§ Task statement: Drop every picture and give the entries back exactly.

§ Information shown:
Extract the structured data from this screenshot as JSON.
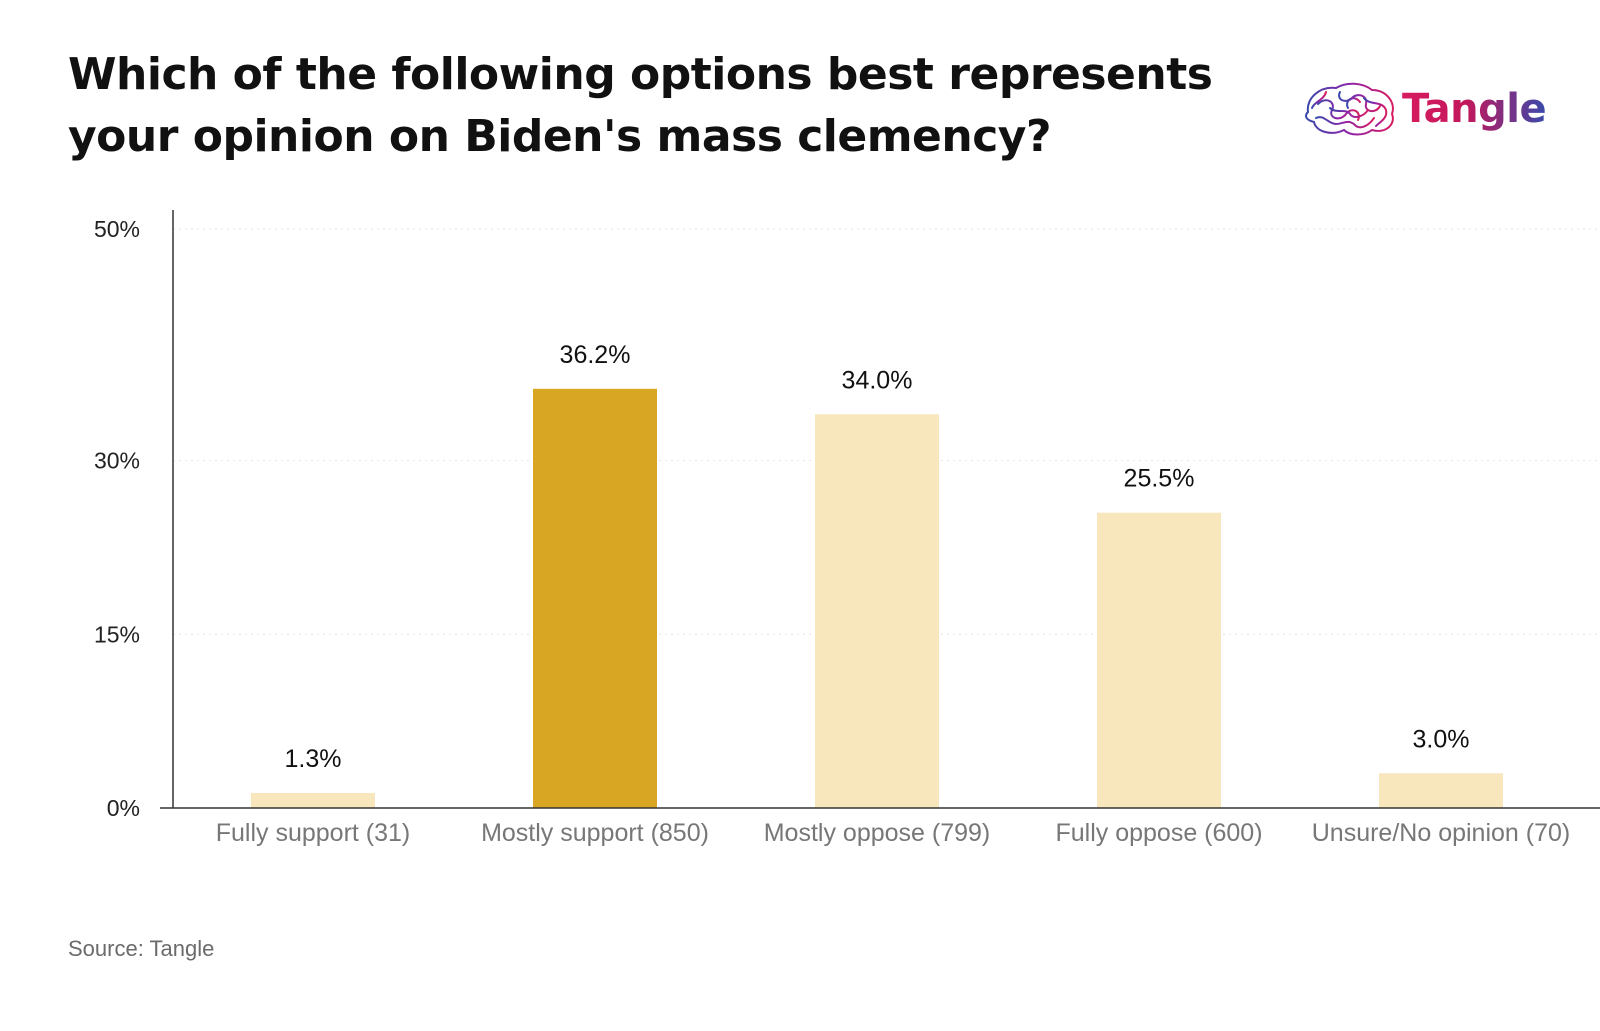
{
  "header": {
    "title_line1": "Which of the following options best represents",
    "title_line2": "your opinion on Biden's mass clemency?"
  },
  "brand": {
    "name": "Tangle",
    "icon": "brain-icon"
  },
  "footer": {
    "source": "Source: Tangle"
  },
  "colors": {
    "highlight_bar": "#d9a623",
    "default_bar": "#f8e6bc",
    "axis": "#333333",
    "grid": "#e4e4e4",
    "tick_label": "#222222",
    "category_label": "#777777"
  },
  "chart_data": {
    "type": "bar",
    "title": "Which of the following options best represents your opinion on Biden's mass clemency?",
    "categories": [
      "Fully support (31)",
      "Mostly support (850)",
      "Mostly oppose (799)",
      "Fully oppose (600)",
      "Unsure/No opinion (70)"
    ],
    "values": [
      1.3,
      36.2,
      34.0,
      25.5,
      3.0
    ],
    "value_labels": [
      "1.3%",
      "36.2%",
      "34.0%",
      "25.5%",
      "3.0%"
    ],
    "highlighted_index": 1,
    "ylim": [
      0,
      50
    ],
    "yticks": [
      0,
      15,
      30,
      50
    ],
    "ytick_labels": [
      "0%",
      "15%",
      "30%",
      "50%"
    ],
    "grid": "horizontal dotted",
    "xlabel": "",
    "ylabel": ""
  }
}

§ Exercise output:
Extract the structured data from this screenshot as JSON.
{
  "header": {
    "title_line1": "Which of the following options best represents",
    "title_line2": "your opinion on Biden's mass clemency?"
  },
  "brand": {
    "name": "Tangle",
    "icon": "brain-icon"
  },
  "footer": {
    "source": "Source: Tangle"
  },
  "colors": {
    "highlight_bar": "#d9a623",
    "default_bar": "#f8e6bc",
    "axis": "#333333",
    "grid": "#e4e4e4",
    "tick_label": "#222222",
    "category_label": "#777777"
  },
  "chart_data": {
    "type": "bar",
    "title": "Which of the following options best represents your opinion on Biden's mass clemency?",
    "categories": [
      "Fully support (31)",
      "Mostly support (850)",
      "Mostly oppose (799)",
      "Fully oppose (600)",
      "Unsure/No opinion (70)"
    ],
    "values": [
      1.3,
      36.2,
      34.0,
      25.5,
      3.0
    ],
    "value_labels": [
      "1.3%",
      "36.2%",
      "34.0%",
      "25.5%",
      "3.0%"
    ],
    "highlighted_index": 1,
    "ylim": [
      0,
      50
    ],
    "yticks": [
      0,
      15,
      30,
      50
    ],
    "ytick_labels": [
      "0%",
      "15%",
      "30%",
      "50%"
    ],
    "grid": "horizontal dotted",
    "xlabel": "",
    "ylabel": ""
  }
}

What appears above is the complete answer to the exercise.